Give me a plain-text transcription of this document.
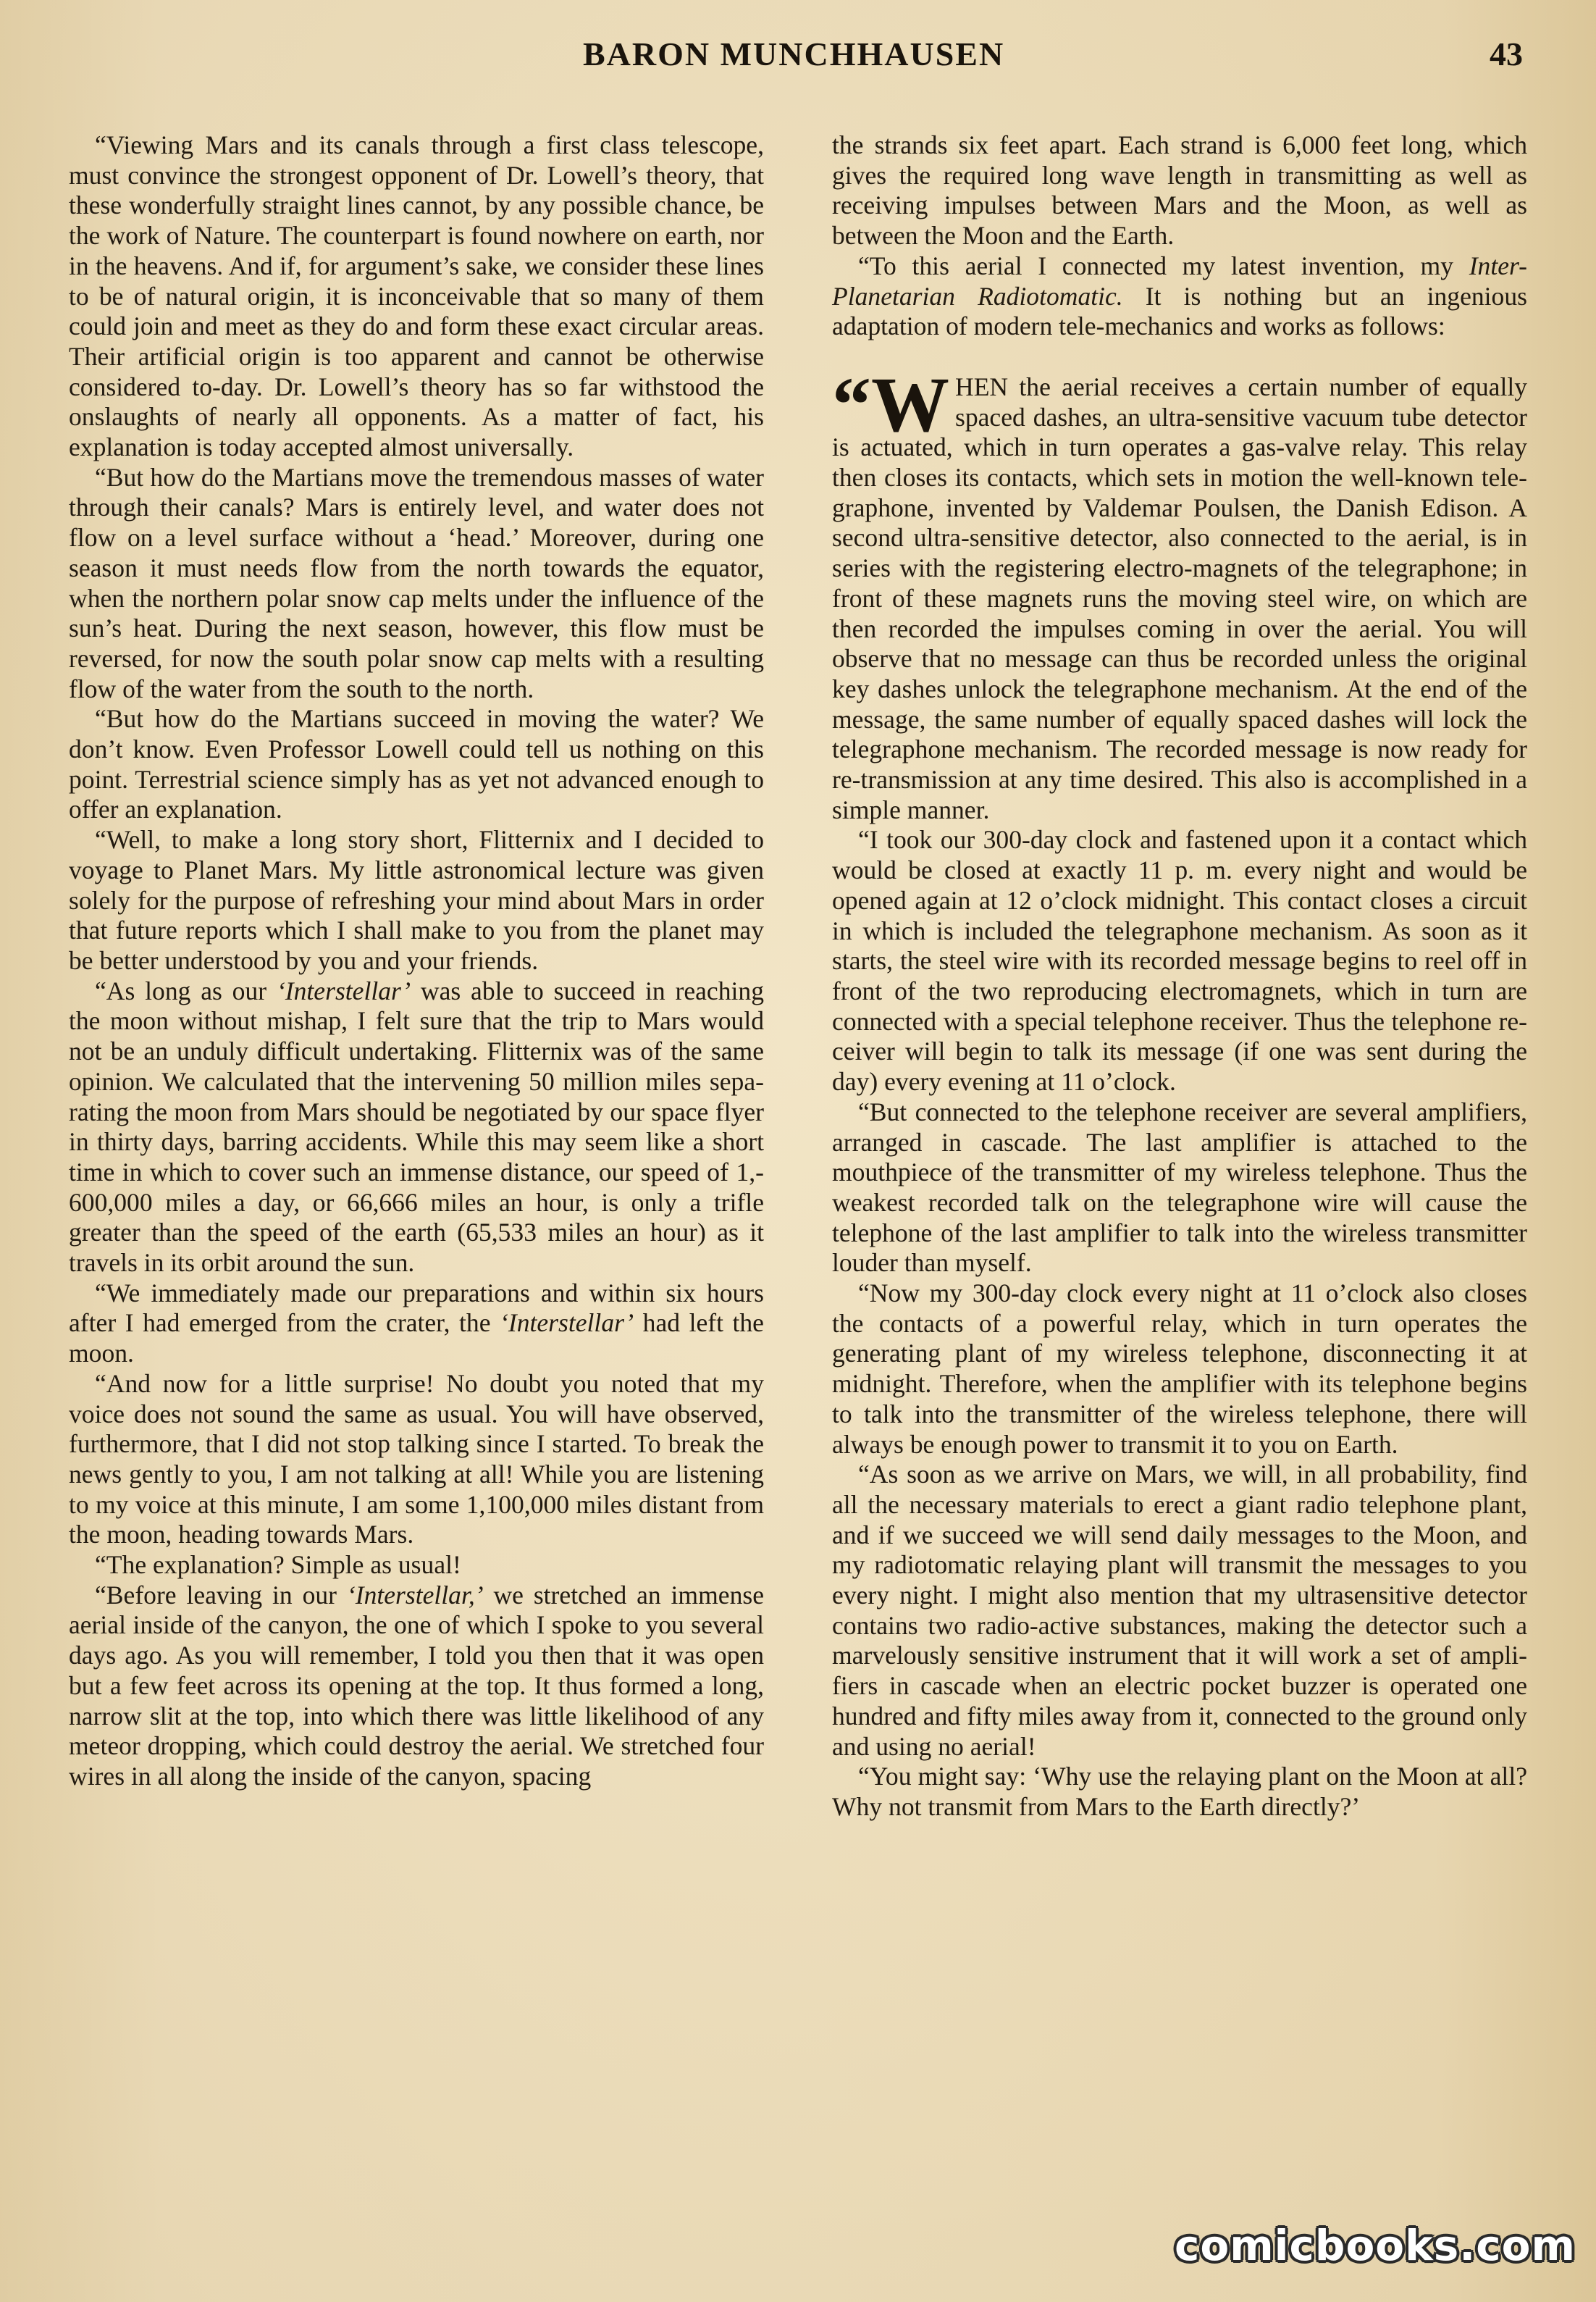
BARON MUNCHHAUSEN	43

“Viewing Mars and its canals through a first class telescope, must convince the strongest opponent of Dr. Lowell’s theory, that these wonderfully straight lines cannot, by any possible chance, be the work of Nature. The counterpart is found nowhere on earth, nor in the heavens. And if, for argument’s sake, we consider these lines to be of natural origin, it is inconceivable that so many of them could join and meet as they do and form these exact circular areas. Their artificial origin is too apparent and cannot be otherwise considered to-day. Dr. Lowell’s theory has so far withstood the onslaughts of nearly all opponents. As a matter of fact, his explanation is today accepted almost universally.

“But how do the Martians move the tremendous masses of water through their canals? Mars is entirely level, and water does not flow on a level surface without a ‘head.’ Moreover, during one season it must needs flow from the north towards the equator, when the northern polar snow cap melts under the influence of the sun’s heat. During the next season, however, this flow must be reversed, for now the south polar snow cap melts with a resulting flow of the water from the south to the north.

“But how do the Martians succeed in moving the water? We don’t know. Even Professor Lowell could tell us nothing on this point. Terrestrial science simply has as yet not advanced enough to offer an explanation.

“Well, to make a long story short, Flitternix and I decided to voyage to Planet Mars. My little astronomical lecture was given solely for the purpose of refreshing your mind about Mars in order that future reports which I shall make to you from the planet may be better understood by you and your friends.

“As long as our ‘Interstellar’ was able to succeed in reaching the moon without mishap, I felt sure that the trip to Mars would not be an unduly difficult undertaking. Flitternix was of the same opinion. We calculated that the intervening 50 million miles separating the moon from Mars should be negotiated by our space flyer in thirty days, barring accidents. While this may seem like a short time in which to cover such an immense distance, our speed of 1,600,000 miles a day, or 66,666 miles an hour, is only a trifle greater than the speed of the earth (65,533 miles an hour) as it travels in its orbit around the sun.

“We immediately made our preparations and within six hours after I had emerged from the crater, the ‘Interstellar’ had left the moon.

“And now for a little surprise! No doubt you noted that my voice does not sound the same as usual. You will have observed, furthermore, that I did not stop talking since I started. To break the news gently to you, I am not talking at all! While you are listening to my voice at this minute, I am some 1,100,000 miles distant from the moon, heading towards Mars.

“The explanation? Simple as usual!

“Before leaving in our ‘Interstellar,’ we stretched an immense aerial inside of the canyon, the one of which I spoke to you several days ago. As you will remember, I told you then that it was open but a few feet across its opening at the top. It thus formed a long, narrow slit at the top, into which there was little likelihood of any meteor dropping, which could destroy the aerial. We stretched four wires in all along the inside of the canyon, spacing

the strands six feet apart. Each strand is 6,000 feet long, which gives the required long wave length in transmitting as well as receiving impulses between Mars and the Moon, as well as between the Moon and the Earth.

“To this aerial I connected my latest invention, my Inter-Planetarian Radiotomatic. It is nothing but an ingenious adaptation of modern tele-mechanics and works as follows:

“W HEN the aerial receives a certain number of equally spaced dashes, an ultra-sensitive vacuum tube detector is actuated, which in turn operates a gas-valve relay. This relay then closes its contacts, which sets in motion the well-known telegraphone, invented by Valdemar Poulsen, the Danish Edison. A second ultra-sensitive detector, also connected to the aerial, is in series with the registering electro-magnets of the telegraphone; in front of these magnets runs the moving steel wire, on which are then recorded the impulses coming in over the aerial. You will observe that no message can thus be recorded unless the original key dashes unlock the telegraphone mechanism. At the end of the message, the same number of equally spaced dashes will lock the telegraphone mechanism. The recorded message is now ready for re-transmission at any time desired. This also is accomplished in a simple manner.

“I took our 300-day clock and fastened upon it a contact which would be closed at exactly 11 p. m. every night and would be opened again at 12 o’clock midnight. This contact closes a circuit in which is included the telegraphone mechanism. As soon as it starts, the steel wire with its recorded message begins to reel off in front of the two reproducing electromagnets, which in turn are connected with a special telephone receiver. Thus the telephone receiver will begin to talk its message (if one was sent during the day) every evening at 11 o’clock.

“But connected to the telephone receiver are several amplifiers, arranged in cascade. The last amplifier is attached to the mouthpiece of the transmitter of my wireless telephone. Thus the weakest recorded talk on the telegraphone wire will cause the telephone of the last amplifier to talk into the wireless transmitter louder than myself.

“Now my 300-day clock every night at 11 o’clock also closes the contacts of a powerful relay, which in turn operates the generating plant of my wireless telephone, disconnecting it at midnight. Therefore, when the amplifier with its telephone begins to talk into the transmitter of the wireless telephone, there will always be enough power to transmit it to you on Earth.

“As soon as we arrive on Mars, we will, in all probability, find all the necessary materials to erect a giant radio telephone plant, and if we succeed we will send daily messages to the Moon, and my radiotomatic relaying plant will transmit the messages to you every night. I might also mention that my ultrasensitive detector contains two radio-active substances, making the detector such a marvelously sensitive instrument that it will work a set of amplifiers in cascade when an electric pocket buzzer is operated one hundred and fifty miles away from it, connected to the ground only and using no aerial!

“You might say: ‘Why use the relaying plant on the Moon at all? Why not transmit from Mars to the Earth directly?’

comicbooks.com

...

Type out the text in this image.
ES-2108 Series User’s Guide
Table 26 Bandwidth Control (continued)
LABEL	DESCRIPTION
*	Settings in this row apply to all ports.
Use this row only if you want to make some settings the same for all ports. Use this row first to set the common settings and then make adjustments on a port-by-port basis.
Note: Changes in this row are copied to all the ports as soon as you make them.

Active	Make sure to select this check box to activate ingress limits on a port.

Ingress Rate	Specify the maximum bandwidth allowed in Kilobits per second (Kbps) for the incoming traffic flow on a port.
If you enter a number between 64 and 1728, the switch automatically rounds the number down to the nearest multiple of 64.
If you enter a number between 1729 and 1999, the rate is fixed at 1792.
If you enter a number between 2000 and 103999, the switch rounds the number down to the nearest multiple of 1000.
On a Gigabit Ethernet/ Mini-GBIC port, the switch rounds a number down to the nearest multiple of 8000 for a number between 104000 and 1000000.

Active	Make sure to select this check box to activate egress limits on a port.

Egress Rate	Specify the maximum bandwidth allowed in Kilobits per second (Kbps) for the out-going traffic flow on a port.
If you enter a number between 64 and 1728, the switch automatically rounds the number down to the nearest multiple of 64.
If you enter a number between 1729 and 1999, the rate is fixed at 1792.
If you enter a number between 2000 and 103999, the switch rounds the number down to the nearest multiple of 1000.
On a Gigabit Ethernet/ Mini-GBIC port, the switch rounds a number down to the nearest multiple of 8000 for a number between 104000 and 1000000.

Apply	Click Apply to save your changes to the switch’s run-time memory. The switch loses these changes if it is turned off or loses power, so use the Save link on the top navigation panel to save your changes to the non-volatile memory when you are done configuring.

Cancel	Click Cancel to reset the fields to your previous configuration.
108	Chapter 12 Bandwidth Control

...

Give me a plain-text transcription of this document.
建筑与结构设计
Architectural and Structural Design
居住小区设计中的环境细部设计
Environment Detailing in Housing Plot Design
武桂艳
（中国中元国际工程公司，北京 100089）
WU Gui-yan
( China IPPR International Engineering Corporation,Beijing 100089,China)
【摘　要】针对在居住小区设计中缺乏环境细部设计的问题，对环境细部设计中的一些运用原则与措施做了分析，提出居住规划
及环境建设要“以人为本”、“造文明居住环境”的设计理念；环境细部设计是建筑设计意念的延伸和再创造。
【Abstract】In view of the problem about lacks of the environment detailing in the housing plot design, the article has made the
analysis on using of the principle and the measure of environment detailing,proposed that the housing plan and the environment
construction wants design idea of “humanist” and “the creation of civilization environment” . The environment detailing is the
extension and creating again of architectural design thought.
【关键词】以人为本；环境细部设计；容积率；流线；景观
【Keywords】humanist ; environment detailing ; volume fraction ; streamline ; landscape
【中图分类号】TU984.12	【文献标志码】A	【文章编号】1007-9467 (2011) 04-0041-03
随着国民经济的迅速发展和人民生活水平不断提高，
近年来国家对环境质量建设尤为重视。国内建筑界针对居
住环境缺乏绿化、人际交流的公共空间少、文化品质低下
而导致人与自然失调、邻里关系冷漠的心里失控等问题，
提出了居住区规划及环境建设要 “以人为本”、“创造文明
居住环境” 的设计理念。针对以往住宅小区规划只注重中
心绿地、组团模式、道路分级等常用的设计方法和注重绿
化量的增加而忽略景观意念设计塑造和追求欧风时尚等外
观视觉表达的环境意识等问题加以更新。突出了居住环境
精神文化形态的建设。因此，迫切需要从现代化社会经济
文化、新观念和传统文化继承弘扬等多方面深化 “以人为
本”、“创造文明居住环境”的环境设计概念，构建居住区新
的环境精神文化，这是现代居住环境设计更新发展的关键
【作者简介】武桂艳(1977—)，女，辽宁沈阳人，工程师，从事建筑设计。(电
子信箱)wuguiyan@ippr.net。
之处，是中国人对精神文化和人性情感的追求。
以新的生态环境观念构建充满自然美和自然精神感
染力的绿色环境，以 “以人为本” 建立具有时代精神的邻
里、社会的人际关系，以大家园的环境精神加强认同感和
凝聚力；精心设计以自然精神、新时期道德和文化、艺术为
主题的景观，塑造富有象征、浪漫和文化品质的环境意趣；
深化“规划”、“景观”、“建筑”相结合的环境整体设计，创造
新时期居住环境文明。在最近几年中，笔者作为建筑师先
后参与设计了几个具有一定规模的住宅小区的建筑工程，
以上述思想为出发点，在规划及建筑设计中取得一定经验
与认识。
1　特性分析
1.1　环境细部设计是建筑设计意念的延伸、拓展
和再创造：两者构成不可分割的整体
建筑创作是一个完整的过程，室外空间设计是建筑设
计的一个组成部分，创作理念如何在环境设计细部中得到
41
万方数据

- REQUIREMENTS:
Reply with one number only: the count of lines in the entries that contain "allowed".

- CORRECT RESULT:
2